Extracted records
Start

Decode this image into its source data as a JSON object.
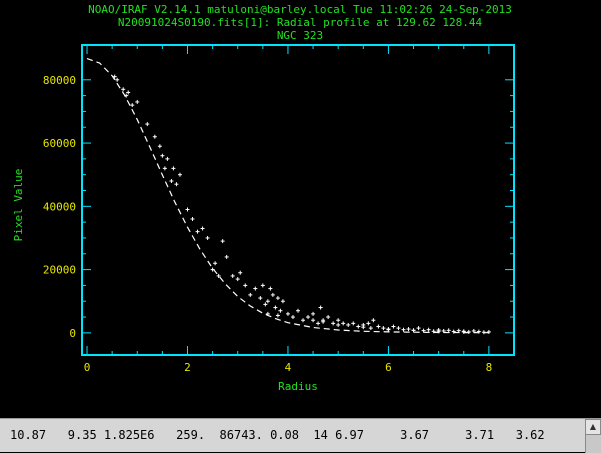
{
  "header": {
    "line1": "NOAO/IRAF V2.14.1 matuloni@barley.local Tue 11:02:26 24-Sep-2013",
    "line2": "N20091024S0190.fits[1]: Radial profile at 129.62 128.44",
    "line3": "NGC 323"
  },
  "colors": {
    "frame": "#00e5ff",
    "header_text": "#22e022",
    "tick_labels": "#e6e600",
    "data": "#ffffff"
  },
  "status_bar": {
    "text": "10.87   9.35 1.825E6   259.  86743. 0.08  14 6.97     3.67     3.71   3.62",
    "scroll_up_glyph": "▲"
  },
  "chart_data": {
    "type": "scatter",
    "xlabel": "Radius",
    "ylabel": "Pixel Value",
    "xlim": [
      -0.1,
      8.5
    ],
    "ylim": [
      -7000,
      91000
    ],
    "xticks": [
      0,
      2,
      4,
      6,
      8
    ],
    "yticks": [
      0,
      20000,
      40000,
      60000,
      80000
    ],
    "xtick_labels": [
      "0",
      "2",
      "4",
      "6",
      "8"
    ],
    "ytick_labels": [
      "0",
      "20000",
      "40000",
      "60000",
      "80000"
    ],
    "grid": false,
    "legend": "none",
    "fit": {
      "style": "dashed",
      "x": [
        0,
        0.25,
        0.5,
        0.75,
        1.0,
        1.25,
        1.5,
        1.75,
        2.0,
        2.25,
        2.5,
        2.75,
        3.0,
        3.25,
        3.5,
        3.75,
        4.0,
        4.5,
        5.0,
        5.5,
        6.0,
        6.5,
        7.0,
        7.5,
        8.0
      ],
      "y": [
        86700,
        85300,
        81300,
        75100,
        67400,
        58800,
        49900,
        41300,
        33400,
        26400,
        20400,
        15500,
        11500,
        8500,
        6200,
        4500,
        3200,
        1700,
        900,
        500,
        300,
        200,
        120,
        80,
        50
      ]
    },
    "points": {
      "x": [
        0.55,
        0.6,
        0.72,
        0.78,
        0.82,
        0.9,
        1.0,
        1.2,
        1.35,
        1.45,
        1.5,
        1.55,
        1.6,
        1.68,
        1.72,
        1.78,
        1.85,
        2.0,
        2.1,
        2.2,
        2.3,
        2.4,
        2.5,
        2.55,
        2.62,
        2.7,
        2.78,
        2.9,
        3.0,
        3.05,
        3.15,
        3.25,
        3.35,
        3.45,
        3.5,
        3.55,
        3.6,
        3.65,
        3.7,
        3.75,
        3.8,
        3.85,
        3.9,
        4.0,
        4.1,
        4.2,
        4.3,
        4.4,
        4.5,
        4.6,
        4.65,
        4.7,
        4.8,
        4.9,
        5.0,
        5.1,
        5.2,
        5.3,
        5.4,
        5.5,
        5.6,
        5.65,
        5.7,
        5.8,
        5.9,
        6.0,
        6.1,
        6.2,
        6.3,
        6.4,
        6.5,
        6.6,
        6.7,
        6.8,
        6.9,
        7.0,
        7.1,
        7.2,
        7.3,
        7.4,
        7.5,
        7.6,
        7.7,
        7.8,
        7.9,
        8.0,
        3.6,
        3.8,
        4.5,
        4.7,
        5.0,
        5.5,
        6.0,
        6.5,
        7.0,
        7.5
      ],
      "y": [
        81000,
        80000,
        77000,
        75000,
        76000,
        72000,
        73000,
        66000,
        62000,
        59000,
        56000,
        52000,
        55000,
        48000,
        52000,
        47000,
        50000,
        39000,
        36000,
        32000,
        33000,
        30000,
        20000,
        22000,
        18000,
        29000,
        24000,
        18000,
        17000,
        19000,
        15000,
        12000,
        14000,
        11000,
        15000,
        9000,
        10000,
        14000,
        12000,
        8000,
        11000,
        7000,
        10000,
        6000,
        5000,
        7000,
        4000,
        5000,
        6000,
        3000,
        8000,
        4000,
        5000,
        3000,
        4000,
        3000,
        2500,
        3000,
        2000,
        2500,
        3000,
        1500,
        4000,
        2000,
        1500,
        1000,
        2000,
        1500,
        1000,
        1200,
        800,
        1500,
        700,
        1000,
        500,
        900,
        600,
        800,
        400,
        700,
        500,
        300,
        600,
        400,
        200,
        300,
        6000,
        5500,
        4000,
        3500,
        2500,
        1800,
        1200,
        800,
        500,
        300
      ]
    }
  }
}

End

**GOAL**
Repeat each entry exactly as it appears; skip any picture.

**ANSWER TO THIS PROBLEM**
Decode this image into its source data as a JSON object.
{
  "header": {
    "line1": "NOAO/IRAF V2.14.1 matuloni@barley.local Tue 11:02:26 24-Sep-2013",
    "line2": "N20091024S0190.fits[1]: Radial profile at 129.62 128.44",
    "line3": "NGC 323"
  },
  "colors": {
    "frame": "#00e5ff",
    "header_text": "#22e022",
    "tick_labels": "#e6e600",
    "data": "#ffffff"
  },
  "status_bar": {
    "text": "10.87   9.35 1.825E6   259.  86743. 0.08  14 6.97     3.67     3.71   3.62",
    "scroll_up_glyph": "▲"
  },
  "chart_data": {
    "type": "scatter",
    "xlabel": "Radius",
    "ylabel": "Pixel Value",
    "xlim": [
      -0.1,
      8.5
    ],
    "ylim": [
      -7000,
      91000
    ],
    "xticks": [
      0,
      2,
      4,
      6,
      8
    ],
    "yticks": [
      0,
      20000,
      40000,
      60000,
      80000
    ],
    "xtick_labels": [
      "0",
      "2",
      "4",
      "6",
      "8"
    ],
    "ytick_labels": [
      "0",
      "20000",
      "40000",
      "60000",
      "80000"
    ],
    "grid": false,
    "legend": "none",
    "fit": {
      "style": "dashed",
      "x": [
        0,
        0.25,
        0.5,
        0.75,
        1.0,
        1.25,
        1.5,
        1.75,
        2.0,
        2.25,
        2.5,
        2.75,
        3.0,
        3.25,
        3.5,
        3.75,
        4.0,
        4.5,
        5.0,
        5.5,
        6.0,
        6.5,
        7.0,
        7.5,
        8.0
      ],
      "y": [
        86700,
        85300,
        81300,
        75100,
        67400,
        58800,
        49900,
        41300,
        33400,
        26400,
        20400,
        15500,
        11500,
        8500,
        6200,
        4500,
        3200,
        1700,
        900,
        500,
        300,
        200,
        120,
        80,
        50
      ]
    },
    "points": {
      "x": [
        0.55,
        0.6,
        0.72,
        0.78,
        0.82,
        0.9,
        1.0,
        1.2,
        1.35,
        1.45,
        1.5,
        1.55,
        1.6,
        1.68,
        1.72,
        1.78,
        1.85,
        2.0,
        2.1,
        2.2,
        2.3,
        2.4,
        2.5,
        2.55,
        2.62,
        2.7,
        2.78,
        2.9,
        3.0,
        3.05,
        3.15,
        3.25,
        3.35,
        3.45,
        3.5,
        3.55,
        3.6,
        3.65,
        3.7,
        3.75,
        3.8,
        3.85,
        3.9,
        4.0,
        4.1,
        4.2,
        4.3,
        4.4,
        4.5,
        4.6,
        4.65,
        4.7,
        4.8,
        4.9,
        5.0,
        5.1,
        5.2,
        5.3,
        5.4,
        5.5,
        5.6,
        5.65,
        5.7,
        5.8,
        5.9,
        6.0,
        6.1,
        6.2,
        6.3,
        6.4,
        6.5,
        6.6,
        6.7,
        6.8,
        6.9,
        7.0,
        7.1,
        7.2,
        7.3,
        7.4,
        7.5,
        7.6,
        7.7,
        7.8,
        7.9,
        8.0,
        3.6,
        3.8,
        4.5,
        4.7,
        5.0,
        5.5,
        6.0,
        6.5,
        7.0,
        7.5
      ],
      "y": [
        81000,
        80000,
        77000,
        75000,
        76000,
        72000,
        73000,
        66000,
        62000,
        59000,
        56000,
        52000,
        55000,
        48000,
        52000,
        47000,
        50000,
        39000,
        36000,
        32000,
        33000,
        30000,
        20000,
        22000,
        18000,
        29000,
        24000,
        18000,
        17000,
        19000,
        15000,
        12000,
        14000,
        11000,
        15000,
        9000,
        10000,
        14000,
        12000,
        8000,
        11000,
        7000,
        10000,
        6000,
        5000,
        7000,
        4000,
        5000,
        6000,
        3000,
        8000,
        4000,
        5000,
        3000,
        4000,
        3000,
        2500,
        3000,
        2000,
        2500,
        3000,
        1500,
        4000,
        2000,
        1500,
        1000,
        2000,
        1500,
        1000,
        1200,
        800,
        1500,
        700,
        1000,
        500,
        900,
        600,
        800,
        400,
        700,
        500,
        300,
        600,
        400,
        200,
        300,
        6000,
        5500,
        4000,
        3500,
        2500,
        1800,
        1200,
        800,
        500,
        300
      ]
    }
  }
}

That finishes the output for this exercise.